* [Set problem A]: Edit the labeled region entries from their first line through the line containing "row-standard-value (858, 344, 923, 366)" by replacing "row-zeb-value" with "zeb-column-value" wherever it occurs, and return only those lines with nothing else changed.

* [Text]:

How will players react to Cellcom's price hikes?

Gad Perez

The Israeli mobile telephony market is in crisis, with companies resorting to accounting tricks to avoid reporting losses.

The NIS 10 increase in the monthly price for mobile telephony packages announced by Cellcom Israel Ltd. (NYSE:CEL; TASE:CEL) was unavoidable. Mobile carriers are losing money on their operating activity, and are resorting to accounting tricks to keep their heads above water. Cellcom is the first to say "enough is enough."

Simple arithmetic shows that Cellcom had little choice. For example, if a given company has 2.5 million subscribers and is losing an average of NIS 3 on a monthly subscription, this means that it is losing NIS 7 million a month - NIS 84 million a year. In such a situation, no accounting technique can enable a company to report a profit.

The CEOs of the mobile phone companies, especially the large ones - Cellcom, Pelephone Communications Ltd., Partner Communications Ltd. (Nasdaq: PTNR; TASE: PTNR), and HOT Telecommunication Systems Ltd. (TASE: HOT) - have no choice. They realize that it is time to make difficult decisions. Retaining current price levels will eventually cause one of the companies to collapse, and prices will then rise in any case. Cellcom was the first to take up the challenge. CEO Nir Sztern, or others in the company, pounded the table. They decided to do something and admit that it was impossible to go on this way. The question now is how the market will respond to the measure.

Cellcom is taking a considerable risk in raising prices for new customers, but it appears that this time, it really had no choice. It is likely that its guidance for next year and for 2018 as a while forced it to take this action. Raising prices is something that we have not seen in the mobile telephony market for many years. In recent years, we have become accustomed to seeing companies announce bargains, generous surfing packages, and price cuts. A change in such a competitive market is an unusual step designed to deliver a message to the entire market.

Cellcom's message is that a relatively small price rise is something that the public can take. If Cellcom's competitors follow its example, it will be possible to create a gap between the veteran companies, which provide services and added value, and the small players, which are mostly price players.

It is very doubtful, however, whether this will happen, because mobile telephony has become a very cheap product, and it is much more difficult now to reverse the trend; Cellcom's step is therefore a bold one. On the other hand, the entire mobile telephony market needs NIS 10 more just to put its average revenue per subscriber on its feet. It is also possible that Cellcom believes that the public will not get upset and leave a company just because of NIS 10 a month.

Labeled region entries:
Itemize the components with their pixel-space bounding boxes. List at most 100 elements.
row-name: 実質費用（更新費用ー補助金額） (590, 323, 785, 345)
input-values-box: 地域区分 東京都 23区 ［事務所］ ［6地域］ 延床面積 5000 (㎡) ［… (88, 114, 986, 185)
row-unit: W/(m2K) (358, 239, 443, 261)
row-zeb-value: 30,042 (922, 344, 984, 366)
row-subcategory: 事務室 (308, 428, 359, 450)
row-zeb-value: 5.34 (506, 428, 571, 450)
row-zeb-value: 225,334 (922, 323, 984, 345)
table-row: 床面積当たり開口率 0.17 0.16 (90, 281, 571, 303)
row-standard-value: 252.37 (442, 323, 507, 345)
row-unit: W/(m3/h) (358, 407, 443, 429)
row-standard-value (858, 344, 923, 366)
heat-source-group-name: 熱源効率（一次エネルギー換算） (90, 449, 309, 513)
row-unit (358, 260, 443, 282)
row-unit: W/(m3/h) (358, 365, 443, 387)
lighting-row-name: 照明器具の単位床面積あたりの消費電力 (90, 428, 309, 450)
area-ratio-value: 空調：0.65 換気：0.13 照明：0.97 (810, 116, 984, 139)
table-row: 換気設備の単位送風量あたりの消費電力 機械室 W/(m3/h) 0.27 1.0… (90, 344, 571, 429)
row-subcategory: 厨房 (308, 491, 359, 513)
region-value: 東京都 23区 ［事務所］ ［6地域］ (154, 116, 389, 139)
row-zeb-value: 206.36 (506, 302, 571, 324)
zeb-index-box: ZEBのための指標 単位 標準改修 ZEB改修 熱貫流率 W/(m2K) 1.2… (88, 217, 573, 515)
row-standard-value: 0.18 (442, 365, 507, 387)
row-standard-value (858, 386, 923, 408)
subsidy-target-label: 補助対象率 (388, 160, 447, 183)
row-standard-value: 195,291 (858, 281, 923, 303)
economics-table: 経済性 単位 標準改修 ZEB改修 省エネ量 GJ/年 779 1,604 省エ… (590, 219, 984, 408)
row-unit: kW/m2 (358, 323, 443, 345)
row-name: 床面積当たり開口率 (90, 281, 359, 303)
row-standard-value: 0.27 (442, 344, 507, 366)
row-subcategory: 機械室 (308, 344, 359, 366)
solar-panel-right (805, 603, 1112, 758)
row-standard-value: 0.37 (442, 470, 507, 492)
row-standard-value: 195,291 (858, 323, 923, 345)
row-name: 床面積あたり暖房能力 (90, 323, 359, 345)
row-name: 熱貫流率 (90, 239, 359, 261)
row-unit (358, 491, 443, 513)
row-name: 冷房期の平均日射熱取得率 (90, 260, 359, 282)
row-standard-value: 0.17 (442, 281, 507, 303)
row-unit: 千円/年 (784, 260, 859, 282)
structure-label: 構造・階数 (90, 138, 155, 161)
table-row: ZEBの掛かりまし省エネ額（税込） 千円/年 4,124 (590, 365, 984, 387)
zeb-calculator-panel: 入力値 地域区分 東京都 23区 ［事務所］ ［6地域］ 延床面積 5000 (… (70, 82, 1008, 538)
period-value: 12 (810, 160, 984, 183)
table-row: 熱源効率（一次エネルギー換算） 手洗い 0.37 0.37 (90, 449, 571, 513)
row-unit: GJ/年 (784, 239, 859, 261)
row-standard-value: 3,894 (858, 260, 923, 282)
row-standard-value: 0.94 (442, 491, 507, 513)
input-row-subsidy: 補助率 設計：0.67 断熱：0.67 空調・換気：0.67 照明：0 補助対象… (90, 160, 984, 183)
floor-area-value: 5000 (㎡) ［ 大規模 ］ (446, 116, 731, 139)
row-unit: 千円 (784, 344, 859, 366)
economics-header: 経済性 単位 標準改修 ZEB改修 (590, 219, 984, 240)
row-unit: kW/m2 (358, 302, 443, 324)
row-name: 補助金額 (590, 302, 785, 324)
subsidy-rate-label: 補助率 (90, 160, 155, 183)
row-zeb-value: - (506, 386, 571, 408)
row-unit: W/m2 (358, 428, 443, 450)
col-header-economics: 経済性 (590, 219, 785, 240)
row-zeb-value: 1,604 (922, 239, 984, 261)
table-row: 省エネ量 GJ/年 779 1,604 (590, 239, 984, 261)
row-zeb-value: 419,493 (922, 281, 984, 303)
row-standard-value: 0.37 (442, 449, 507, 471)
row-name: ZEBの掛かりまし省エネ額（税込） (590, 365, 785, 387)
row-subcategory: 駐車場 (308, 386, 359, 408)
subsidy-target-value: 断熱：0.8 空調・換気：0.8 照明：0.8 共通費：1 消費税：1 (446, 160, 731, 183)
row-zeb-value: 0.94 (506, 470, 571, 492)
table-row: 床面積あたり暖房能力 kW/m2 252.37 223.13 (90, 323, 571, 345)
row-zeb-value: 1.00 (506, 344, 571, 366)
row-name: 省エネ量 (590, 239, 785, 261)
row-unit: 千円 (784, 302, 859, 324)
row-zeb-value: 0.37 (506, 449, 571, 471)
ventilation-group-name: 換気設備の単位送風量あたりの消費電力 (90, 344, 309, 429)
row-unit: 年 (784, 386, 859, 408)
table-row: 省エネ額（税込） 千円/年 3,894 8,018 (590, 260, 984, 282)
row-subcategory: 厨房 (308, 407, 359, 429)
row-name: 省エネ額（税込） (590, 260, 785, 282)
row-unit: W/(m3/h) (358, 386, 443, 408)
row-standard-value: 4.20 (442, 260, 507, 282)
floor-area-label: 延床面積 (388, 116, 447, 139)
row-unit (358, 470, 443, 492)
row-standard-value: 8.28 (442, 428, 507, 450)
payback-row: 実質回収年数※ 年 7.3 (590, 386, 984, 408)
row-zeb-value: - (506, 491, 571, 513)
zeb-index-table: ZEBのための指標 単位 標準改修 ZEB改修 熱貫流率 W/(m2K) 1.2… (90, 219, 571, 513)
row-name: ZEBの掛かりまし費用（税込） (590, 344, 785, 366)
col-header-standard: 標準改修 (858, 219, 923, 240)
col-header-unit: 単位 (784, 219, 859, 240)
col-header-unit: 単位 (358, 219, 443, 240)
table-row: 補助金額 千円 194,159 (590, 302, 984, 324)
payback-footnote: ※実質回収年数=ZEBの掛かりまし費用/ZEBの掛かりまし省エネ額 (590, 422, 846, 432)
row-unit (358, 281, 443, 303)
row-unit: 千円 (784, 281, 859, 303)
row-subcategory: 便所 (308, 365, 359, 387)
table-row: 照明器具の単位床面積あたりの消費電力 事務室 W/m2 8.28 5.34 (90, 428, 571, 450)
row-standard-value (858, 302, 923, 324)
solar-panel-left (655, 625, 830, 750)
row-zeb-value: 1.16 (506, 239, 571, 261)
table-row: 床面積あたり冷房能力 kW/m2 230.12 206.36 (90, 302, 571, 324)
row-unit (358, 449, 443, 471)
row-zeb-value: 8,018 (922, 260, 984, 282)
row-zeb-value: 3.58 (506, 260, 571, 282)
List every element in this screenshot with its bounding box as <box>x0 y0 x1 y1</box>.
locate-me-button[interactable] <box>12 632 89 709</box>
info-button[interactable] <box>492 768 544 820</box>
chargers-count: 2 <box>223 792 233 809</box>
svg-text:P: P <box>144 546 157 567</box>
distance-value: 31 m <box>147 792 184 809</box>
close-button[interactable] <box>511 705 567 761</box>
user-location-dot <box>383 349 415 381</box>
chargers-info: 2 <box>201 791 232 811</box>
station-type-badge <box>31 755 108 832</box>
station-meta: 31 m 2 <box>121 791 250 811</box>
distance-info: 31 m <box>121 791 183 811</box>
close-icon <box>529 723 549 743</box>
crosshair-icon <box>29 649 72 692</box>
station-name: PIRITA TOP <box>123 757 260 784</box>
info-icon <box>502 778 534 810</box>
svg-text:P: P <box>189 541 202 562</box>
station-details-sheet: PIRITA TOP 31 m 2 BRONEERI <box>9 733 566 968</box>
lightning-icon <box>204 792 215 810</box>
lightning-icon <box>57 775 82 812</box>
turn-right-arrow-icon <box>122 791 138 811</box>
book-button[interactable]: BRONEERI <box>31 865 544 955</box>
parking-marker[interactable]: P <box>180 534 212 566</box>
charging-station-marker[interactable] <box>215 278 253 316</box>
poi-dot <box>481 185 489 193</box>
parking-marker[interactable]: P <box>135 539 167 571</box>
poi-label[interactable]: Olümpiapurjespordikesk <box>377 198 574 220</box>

* [Set problem B]: According to the article on Cellcom's price hikes, by how much did Cellcom raise the monthly price of its mobile telephony packages?

* [Full response A]:
Itemize the components with their pixel-space bounding boxes. List at most 100 elements.
row-name: 実質費用（更新費用ー補助金額） (590, 323, 785, 345)
input-values-box: 地域区分 東京都 23区 ［事務所］ ［6地域］ 延床面積 5000 (㎡) ［… (88, 114, 986, 185)
row-unit: W/(m2K) (358, 239, 443, 261)
zeb-column-value: 30,042 (922, 344, 984, 366)
row-subcategory: 事務室 (308, 428, 359, 450)
zeb-column-value: 5.34 (506, 428, 571, 450)
zeb-column-value: 225,334 (922, 323, 984, 345)
table-row: 床面積当たり開口率 0.17 0.16 (90, 281, 571, 303)
row-standard-value: 252.37 (442, 323, 507, 345)
row-unit: W/(m3/h) (358, 407, 443, 429)
row-standard-value (858, 344, 923, 366)

* [Full response B]: By NIS 10 a month.